→ Instruction
Leave the pictures out. Return all other data exactly.

→ Supplied data
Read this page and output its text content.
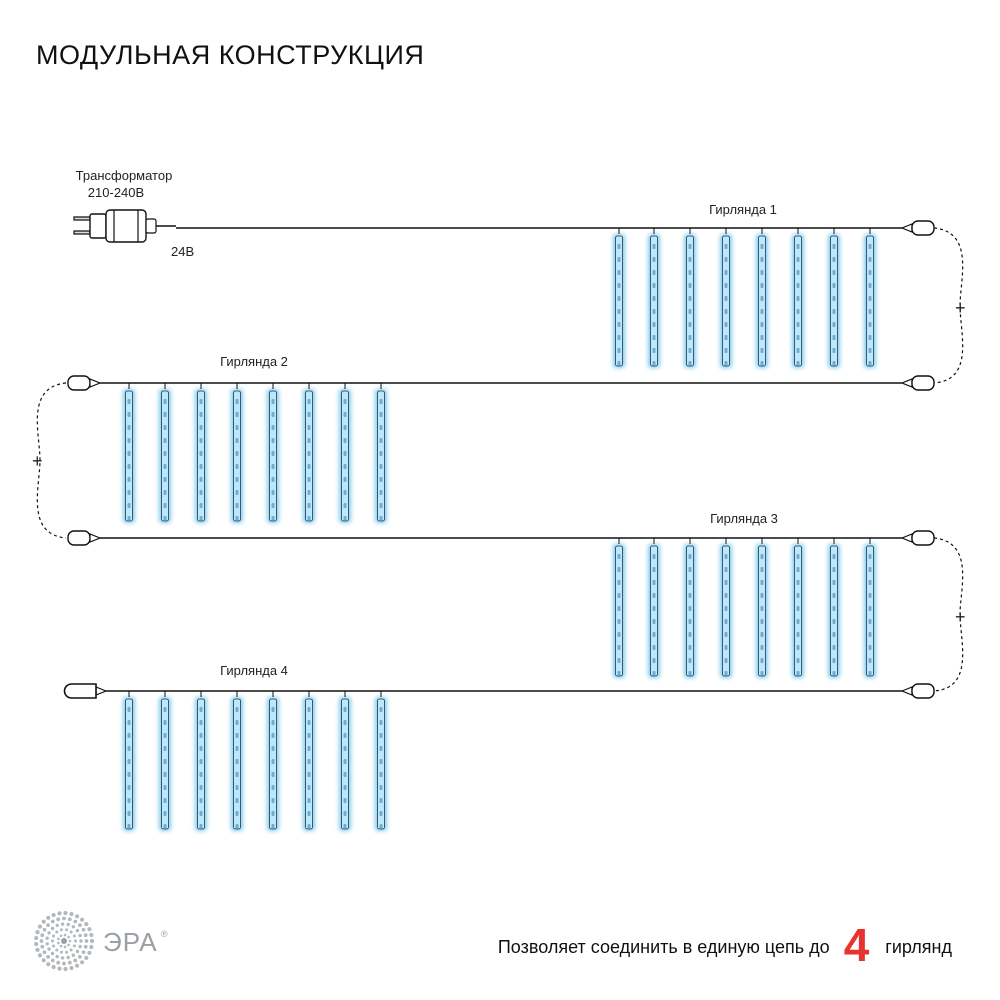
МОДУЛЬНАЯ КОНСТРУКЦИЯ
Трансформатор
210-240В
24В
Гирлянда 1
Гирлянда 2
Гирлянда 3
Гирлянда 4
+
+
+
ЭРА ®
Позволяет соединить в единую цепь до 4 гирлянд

→ Result of the exercise
Read this page and output its text content.
МОДУЛЬНАЯ КОНСТРУКЦИЯ
Трансформатор
210-240В
24В
Гирлянда 1
Гирлянда 2
Гирлянда 3
Гирлянда 4
+
+
+
ЭРА ®
Позволяет соединить в единую цепь до 4 гирлянд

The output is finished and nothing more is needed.